▶

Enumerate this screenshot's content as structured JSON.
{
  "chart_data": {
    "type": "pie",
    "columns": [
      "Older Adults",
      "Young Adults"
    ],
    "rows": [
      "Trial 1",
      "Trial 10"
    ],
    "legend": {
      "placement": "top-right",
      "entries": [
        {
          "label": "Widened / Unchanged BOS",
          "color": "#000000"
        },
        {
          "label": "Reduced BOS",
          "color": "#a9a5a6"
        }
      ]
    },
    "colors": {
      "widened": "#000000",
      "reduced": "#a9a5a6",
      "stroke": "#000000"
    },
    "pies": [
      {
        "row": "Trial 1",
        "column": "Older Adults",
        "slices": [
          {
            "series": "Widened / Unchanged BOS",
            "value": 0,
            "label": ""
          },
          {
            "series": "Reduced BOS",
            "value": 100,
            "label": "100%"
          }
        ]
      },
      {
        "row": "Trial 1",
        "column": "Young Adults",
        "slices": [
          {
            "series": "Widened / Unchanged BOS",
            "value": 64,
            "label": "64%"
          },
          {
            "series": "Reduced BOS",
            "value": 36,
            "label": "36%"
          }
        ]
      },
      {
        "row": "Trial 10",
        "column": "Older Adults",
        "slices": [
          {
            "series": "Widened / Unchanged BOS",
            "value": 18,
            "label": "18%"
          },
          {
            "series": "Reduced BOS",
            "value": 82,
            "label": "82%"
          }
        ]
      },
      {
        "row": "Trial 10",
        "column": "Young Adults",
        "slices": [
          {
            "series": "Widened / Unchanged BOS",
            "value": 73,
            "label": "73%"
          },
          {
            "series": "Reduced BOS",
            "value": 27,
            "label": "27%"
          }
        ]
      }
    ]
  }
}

◀

Pull every line containing the word "label" out of the material.

          "label": "Widened / Unchanged BOS",
          "label": "Reduced BOS",
            "label": ""
            "label": "100%"
            "label": "64%"
            "label": "36%"
            "label": "18%"
            "label": "82%"
            "label": "73%"
            "label": "27%"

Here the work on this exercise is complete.